REQUIRED TASK:
Find the string "name" in the records. Copy every line it appears in.

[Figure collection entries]

——

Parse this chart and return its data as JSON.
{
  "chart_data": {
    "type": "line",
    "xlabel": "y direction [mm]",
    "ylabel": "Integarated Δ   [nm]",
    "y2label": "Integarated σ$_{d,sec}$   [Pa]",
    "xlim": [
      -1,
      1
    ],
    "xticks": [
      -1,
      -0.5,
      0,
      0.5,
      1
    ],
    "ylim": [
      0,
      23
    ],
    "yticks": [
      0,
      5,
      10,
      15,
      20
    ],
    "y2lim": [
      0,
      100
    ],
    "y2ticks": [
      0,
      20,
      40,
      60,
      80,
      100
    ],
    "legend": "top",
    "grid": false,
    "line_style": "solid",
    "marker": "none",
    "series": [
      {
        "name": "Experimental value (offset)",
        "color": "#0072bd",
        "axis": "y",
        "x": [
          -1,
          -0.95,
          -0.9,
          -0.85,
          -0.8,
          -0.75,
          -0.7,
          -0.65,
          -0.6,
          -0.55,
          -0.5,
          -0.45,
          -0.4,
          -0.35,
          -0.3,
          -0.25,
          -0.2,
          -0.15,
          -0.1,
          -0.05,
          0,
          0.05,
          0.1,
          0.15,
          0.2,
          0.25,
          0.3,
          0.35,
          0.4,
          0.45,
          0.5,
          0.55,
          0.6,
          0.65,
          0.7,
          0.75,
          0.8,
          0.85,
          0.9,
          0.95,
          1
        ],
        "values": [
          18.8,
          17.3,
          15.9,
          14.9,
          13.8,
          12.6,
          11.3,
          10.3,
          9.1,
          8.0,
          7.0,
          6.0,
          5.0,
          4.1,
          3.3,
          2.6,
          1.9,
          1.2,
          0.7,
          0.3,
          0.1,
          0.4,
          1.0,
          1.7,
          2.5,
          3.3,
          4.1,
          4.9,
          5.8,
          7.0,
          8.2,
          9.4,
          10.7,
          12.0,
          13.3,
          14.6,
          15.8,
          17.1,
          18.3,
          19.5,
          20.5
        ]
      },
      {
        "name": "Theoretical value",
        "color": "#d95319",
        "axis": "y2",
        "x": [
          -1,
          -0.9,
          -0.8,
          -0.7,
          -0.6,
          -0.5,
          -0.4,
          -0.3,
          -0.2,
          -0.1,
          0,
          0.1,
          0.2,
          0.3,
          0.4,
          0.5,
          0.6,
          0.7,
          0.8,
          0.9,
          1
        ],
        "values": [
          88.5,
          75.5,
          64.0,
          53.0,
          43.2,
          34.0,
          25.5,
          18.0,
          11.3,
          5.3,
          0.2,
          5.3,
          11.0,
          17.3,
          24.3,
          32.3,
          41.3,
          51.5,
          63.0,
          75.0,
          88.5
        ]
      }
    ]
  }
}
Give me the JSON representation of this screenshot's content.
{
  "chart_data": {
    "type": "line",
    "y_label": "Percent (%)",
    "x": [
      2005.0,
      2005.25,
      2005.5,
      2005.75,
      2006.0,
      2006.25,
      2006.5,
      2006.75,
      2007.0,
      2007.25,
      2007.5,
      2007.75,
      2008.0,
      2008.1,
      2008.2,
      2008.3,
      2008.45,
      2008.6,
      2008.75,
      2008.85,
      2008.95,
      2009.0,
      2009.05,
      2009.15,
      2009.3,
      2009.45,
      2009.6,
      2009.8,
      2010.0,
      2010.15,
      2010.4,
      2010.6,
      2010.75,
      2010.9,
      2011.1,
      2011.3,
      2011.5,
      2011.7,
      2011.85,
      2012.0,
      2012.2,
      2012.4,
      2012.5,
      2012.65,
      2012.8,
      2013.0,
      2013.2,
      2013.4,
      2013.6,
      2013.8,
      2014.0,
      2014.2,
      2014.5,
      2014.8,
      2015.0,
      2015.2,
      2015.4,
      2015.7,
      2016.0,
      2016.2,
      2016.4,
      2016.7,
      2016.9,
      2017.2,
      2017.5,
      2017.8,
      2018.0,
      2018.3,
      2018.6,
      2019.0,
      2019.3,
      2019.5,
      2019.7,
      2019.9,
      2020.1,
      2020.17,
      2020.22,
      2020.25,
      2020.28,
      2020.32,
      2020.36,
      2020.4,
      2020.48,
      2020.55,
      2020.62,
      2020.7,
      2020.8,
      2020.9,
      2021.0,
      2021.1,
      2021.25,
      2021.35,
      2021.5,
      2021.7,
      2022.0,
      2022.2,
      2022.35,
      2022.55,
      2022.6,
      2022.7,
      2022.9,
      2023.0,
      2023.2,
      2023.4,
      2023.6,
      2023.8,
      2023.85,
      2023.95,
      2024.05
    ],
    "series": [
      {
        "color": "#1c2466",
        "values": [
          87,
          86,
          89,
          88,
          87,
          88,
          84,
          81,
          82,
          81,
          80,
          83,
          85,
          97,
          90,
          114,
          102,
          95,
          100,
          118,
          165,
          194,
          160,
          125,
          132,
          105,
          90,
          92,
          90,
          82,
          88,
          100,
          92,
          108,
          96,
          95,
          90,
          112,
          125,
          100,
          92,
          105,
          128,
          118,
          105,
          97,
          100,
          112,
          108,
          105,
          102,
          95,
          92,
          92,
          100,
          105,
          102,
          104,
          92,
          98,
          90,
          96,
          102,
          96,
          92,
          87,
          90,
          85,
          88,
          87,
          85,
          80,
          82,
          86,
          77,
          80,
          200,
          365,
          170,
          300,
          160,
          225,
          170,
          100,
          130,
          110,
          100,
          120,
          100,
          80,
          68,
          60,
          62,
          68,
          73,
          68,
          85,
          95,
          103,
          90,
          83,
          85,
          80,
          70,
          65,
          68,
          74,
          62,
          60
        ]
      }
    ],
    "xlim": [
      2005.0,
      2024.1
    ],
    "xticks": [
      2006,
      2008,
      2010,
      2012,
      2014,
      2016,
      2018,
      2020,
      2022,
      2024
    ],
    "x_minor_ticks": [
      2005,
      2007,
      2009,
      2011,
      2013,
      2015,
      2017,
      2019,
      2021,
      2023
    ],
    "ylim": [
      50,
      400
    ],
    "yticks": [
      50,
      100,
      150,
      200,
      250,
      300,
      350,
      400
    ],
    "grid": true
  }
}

——

TASK SOLUTION:
        "name": "Experimental value (offset)",
        "name": "Theoretical value",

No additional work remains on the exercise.